Copy each line that has the string "Republic" somewhere in it.

▶ **DATA EXTRACT**
- - - -
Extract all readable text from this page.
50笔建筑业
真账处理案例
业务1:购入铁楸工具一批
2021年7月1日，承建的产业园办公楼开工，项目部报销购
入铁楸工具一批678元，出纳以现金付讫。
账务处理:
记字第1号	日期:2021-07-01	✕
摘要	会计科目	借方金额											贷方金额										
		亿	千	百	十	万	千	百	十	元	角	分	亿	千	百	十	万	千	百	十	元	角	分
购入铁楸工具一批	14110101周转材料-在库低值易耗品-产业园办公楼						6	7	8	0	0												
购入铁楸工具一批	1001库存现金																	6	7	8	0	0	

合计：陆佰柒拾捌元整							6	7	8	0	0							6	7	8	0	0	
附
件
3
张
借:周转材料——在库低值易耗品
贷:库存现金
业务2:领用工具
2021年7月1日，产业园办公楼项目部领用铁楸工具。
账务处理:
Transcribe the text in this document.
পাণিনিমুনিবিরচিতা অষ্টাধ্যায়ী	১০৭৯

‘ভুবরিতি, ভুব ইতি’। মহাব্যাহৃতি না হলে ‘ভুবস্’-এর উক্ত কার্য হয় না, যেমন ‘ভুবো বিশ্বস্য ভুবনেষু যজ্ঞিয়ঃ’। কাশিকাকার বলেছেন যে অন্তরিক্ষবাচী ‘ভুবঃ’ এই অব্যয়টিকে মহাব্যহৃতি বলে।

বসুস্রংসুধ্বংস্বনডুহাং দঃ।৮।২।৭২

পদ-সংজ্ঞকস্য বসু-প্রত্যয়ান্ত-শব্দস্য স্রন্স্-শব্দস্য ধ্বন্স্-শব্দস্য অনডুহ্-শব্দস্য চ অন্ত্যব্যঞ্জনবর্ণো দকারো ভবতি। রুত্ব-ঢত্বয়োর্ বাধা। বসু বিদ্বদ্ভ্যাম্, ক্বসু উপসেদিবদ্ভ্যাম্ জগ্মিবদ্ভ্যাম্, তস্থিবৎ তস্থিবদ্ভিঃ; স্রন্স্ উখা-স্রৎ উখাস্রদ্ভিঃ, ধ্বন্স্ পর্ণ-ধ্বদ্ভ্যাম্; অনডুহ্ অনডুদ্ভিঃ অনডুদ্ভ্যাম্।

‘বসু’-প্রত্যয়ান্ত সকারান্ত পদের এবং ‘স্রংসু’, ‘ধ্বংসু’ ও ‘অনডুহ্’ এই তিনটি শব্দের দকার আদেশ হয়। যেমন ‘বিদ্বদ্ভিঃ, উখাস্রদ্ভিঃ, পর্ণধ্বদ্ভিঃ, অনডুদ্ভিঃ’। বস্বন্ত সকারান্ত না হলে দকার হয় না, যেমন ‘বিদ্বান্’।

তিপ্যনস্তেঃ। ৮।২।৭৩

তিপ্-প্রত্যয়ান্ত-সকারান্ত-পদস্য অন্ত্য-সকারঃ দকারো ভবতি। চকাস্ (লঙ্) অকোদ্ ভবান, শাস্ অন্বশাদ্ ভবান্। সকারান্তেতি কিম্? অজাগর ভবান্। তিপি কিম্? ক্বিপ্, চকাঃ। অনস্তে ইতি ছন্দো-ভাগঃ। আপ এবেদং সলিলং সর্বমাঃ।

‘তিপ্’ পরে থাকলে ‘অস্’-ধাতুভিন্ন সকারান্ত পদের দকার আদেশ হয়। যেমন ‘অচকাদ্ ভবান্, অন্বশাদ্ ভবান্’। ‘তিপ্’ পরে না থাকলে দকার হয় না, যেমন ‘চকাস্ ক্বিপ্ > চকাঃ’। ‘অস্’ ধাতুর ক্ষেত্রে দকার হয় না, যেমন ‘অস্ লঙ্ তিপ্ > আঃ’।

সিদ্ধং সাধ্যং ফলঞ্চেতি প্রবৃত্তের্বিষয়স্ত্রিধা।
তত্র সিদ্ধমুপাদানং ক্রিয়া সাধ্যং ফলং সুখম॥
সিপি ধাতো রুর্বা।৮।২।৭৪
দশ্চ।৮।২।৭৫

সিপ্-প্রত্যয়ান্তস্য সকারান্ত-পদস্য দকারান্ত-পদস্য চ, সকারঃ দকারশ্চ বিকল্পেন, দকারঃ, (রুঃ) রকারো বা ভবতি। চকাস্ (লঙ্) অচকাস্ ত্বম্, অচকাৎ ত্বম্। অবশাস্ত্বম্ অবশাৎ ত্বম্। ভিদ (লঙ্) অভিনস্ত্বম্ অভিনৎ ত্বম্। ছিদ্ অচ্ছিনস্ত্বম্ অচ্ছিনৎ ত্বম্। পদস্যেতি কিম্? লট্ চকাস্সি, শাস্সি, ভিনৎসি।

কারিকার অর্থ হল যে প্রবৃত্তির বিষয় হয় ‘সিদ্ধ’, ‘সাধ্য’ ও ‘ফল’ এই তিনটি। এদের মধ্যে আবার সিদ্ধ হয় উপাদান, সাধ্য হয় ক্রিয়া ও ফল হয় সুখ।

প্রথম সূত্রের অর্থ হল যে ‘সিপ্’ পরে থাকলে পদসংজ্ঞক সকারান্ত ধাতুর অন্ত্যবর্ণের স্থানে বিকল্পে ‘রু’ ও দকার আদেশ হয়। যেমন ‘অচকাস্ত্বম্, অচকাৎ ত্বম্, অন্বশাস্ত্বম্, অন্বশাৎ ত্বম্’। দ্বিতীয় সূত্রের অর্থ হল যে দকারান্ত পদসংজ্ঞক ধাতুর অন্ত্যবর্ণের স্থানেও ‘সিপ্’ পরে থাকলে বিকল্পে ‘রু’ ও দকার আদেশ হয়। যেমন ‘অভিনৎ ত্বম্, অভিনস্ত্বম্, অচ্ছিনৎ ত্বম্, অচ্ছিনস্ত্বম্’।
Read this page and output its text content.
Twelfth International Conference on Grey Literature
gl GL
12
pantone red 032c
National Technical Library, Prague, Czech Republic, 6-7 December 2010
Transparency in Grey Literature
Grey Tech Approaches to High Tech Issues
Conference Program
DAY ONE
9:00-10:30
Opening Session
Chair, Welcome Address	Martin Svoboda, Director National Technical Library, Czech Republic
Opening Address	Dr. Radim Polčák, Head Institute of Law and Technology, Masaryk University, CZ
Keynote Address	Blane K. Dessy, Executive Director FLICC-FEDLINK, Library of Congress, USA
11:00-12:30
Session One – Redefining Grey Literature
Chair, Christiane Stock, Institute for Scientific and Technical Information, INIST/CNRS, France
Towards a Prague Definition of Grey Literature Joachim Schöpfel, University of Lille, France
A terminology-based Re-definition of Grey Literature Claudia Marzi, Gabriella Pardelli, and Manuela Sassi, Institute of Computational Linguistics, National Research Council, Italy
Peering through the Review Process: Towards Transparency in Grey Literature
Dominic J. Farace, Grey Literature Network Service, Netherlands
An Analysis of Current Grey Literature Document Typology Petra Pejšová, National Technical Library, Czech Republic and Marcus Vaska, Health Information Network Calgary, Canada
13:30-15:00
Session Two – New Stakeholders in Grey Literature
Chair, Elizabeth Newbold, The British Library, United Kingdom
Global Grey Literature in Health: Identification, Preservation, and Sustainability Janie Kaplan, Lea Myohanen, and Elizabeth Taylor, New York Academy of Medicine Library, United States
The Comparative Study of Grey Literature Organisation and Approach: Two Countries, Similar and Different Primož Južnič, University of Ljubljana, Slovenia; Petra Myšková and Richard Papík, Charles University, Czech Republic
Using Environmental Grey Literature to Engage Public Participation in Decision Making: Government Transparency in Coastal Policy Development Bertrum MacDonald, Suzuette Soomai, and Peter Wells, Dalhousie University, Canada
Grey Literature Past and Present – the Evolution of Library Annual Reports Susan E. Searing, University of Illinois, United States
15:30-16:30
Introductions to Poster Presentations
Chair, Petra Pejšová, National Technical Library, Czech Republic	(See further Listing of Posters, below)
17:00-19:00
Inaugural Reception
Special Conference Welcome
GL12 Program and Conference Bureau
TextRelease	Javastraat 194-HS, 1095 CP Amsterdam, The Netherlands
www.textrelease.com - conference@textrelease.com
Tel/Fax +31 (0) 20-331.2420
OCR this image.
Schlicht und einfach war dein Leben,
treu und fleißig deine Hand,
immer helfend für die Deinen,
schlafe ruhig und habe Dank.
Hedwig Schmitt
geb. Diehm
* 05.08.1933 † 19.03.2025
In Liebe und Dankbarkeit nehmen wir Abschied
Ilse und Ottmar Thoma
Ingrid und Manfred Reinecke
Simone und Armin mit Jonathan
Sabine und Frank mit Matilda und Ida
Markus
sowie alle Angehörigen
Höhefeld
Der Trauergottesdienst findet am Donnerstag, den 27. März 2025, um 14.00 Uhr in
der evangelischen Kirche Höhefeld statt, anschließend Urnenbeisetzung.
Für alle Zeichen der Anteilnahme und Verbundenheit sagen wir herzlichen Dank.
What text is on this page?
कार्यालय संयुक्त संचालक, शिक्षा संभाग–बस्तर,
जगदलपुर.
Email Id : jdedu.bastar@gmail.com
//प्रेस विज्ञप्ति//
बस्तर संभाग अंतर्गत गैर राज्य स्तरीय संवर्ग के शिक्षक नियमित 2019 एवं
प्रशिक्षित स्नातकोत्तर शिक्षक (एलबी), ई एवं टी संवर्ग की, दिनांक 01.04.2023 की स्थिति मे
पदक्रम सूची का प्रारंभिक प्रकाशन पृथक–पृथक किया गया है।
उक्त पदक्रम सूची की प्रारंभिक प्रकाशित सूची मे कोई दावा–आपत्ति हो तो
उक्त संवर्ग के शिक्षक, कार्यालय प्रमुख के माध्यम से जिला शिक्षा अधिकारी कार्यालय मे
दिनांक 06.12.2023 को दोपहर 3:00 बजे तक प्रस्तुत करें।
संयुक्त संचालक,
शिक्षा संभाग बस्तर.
- - - -
▶ **ANSWER TO THE TASK**
National Technical Library, Prague, Czech Republic, 6-7 December 2010
Chair, Welcome Address	Martin Svoboda, Director National Technical Library, Czech Republic
An Analysis of Current Grey Literature Document Typology Petra Pejšová, National Technical Library, Czech Republic and Marcus Vaska, Health Information Network Calgary, Canada
The Comparative Study of Grey Literature Organisation and Approach: Two Countries, Similar and Different Primož Južnič, University of Ljubljana, Slovenia; Petra Myšková and Richard Papík, Charles University, Czech Republic
Chair, Petra Pejšová, National Technical Library, Czech Republic	(See further Listing of Posters, below)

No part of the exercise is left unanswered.